DATASET CONTENT =
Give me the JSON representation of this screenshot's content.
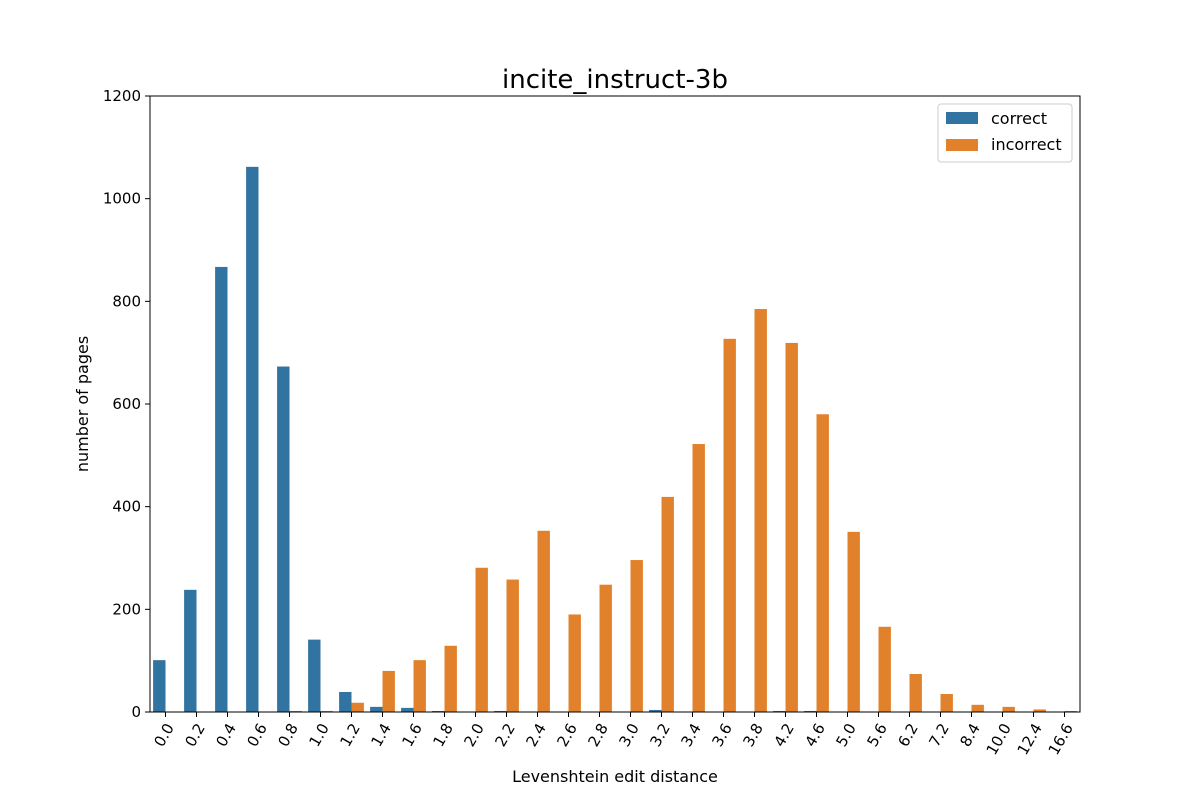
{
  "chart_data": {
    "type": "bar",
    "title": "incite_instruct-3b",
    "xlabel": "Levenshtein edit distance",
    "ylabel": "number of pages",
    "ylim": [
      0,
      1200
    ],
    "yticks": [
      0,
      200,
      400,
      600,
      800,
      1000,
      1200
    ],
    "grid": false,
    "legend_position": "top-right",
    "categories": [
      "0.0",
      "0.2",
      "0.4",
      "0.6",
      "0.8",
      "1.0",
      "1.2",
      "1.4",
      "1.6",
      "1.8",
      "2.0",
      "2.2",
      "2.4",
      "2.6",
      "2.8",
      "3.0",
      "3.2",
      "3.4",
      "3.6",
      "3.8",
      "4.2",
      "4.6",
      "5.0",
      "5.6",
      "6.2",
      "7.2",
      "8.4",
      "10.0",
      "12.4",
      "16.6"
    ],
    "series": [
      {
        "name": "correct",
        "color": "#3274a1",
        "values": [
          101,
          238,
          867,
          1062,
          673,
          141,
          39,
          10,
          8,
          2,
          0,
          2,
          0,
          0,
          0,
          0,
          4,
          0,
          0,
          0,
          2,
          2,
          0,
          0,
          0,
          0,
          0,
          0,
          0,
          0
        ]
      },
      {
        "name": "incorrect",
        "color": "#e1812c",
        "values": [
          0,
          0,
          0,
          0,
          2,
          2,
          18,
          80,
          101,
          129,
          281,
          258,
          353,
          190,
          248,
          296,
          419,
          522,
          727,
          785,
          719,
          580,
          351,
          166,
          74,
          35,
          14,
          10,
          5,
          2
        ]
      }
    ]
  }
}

* * *

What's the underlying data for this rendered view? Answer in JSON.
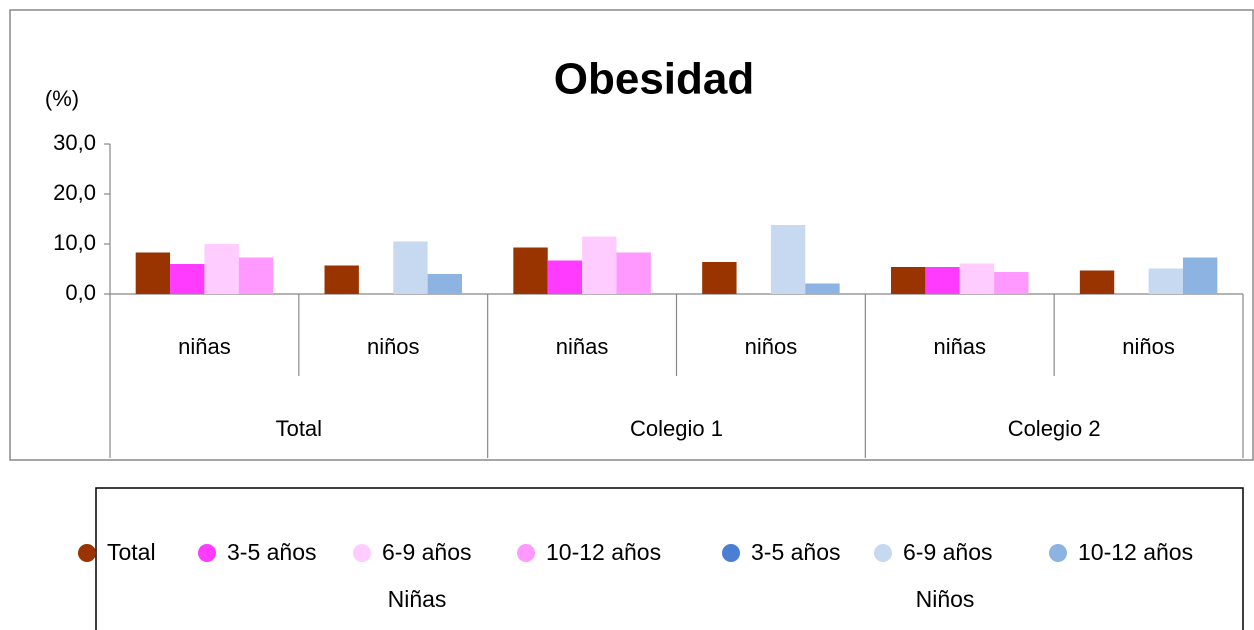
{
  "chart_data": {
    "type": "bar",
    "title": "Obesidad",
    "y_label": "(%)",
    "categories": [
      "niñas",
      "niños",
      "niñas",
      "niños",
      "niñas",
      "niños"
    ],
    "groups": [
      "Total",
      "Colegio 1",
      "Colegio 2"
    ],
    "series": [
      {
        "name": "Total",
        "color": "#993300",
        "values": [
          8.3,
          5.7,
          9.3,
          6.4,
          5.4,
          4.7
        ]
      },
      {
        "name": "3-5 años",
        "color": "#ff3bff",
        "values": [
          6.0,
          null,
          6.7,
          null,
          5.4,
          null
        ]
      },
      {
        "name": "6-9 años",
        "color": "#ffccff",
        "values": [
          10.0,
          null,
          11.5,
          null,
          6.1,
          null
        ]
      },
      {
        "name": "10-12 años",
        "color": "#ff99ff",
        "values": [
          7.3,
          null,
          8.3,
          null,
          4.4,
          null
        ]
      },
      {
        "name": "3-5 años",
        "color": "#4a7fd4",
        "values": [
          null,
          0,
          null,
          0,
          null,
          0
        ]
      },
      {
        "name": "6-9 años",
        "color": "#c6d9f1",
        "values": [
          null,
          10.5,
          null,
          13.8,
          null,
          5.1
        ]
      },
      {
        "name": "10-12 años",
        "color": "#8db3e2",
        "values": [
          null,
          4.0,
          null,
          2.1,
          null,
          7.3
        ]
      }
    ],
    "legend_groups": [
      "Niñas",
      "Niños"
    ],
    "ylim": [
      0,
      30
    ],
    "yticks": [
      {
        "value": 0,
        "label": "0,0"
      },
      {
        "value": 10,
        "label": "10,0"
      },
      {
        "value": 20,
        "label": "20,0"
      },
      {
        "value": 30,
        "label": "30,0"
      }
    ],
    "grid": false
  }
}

WRITTEN EXERCISE =
Only lines with the string "color" belong in your answer; copy each one.

RESPONSE BELOW =
        "color": "#3274a1",
        "color": "#e1812c",
        "color": "#993300",
        "color": "#ff3bff",
        "color": "#ffccff",
        "color": "#ff99ff",
        "color": "#4a7fd4",
        "color": "#c6d9f1",
        "color": "#8db3e2",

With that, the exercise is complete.